* [SET TASK]: Among the lines of this listing, determine how many contain the string "representation". Answer with the number only.

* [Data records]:
##########

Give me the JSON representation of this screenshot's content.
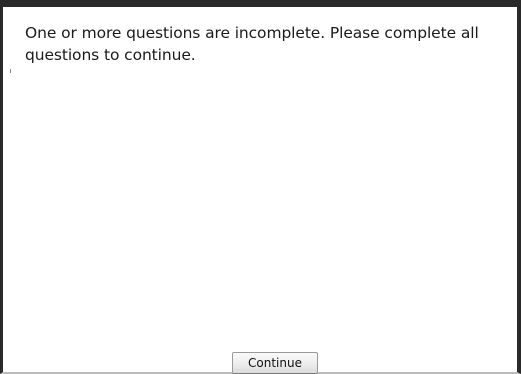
{
  "dialog": {
    "message": "One or more questions are incomplete. Please complete all questions to continue.",
    "continue_label": "Continue"
  }
}
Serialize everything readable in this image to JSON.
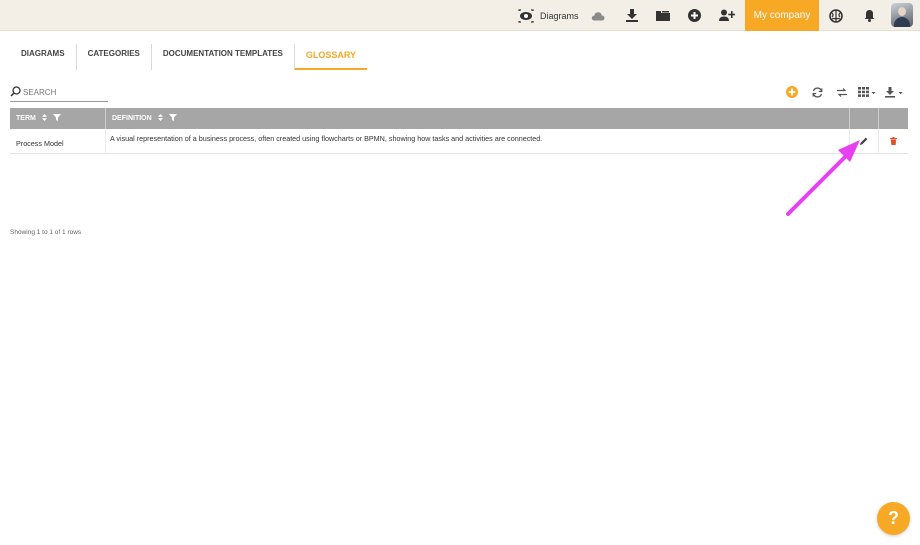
{
  "topbar": {
    "diagrams_label": "Diagrams",
    "company_label": "My company",
    "icons": [
      "diagrams-eye-icon",
      "cloud-icon",
      "download-icon",
      "folder-icon",
      "plus-circle-icon",
      "add-user-icon",
      "brain-icon",
      "bell-icon",
      "avatar"
    ]
  },
  "tabs": [
    {
      "label": "DIAGRAMS",
      "active": false
    },
    {
      "label": "CATEGORIES",
      "active": false
    },
    {
      "label": "DOCUMENTATION TEMPLATES",
      "active": false
    },
    {
      "label": "GLOSSARY",
      "active": true
    }
  ],
  "search": {
    "placeholder": "SEARCH",
    "value": ""
  },
  "toolbar": {
    "icons": [
      "add-circle-icon",
      "refresh-icon",
      "toggle-icon",
      "columns-icon",
      "export-icon"
    ]
  },
  "table": {
    "columns": [
      {
        "label": "TERM"
      },
      {
        "label": "DEFINITION"
      }
    ],
    "rows": [
      {
        "term": "Process Model",
        "definition": "A visual representation of a business process, often created using flowcharts or BPMN, showing how tasks and activities are connected."
      }
    ]
  },
  "footer": {
    "showing": "Showing 1 to 1 of 1 rows"
  },
  "help": {
    "label": "?"
  },
  "colors": {
    "accent": "#f7a825",
    "header_gray": "#a6a6a6",
    "delete_red": "#e0522a",
    "annotation": "#e83ff0"
  }
}
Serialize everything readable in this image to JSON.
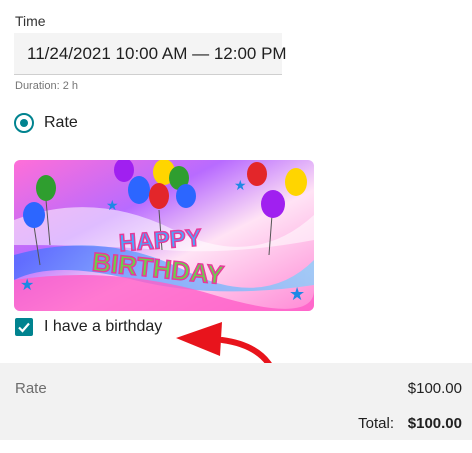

##########

* [SOLVED EXERCISE]: 2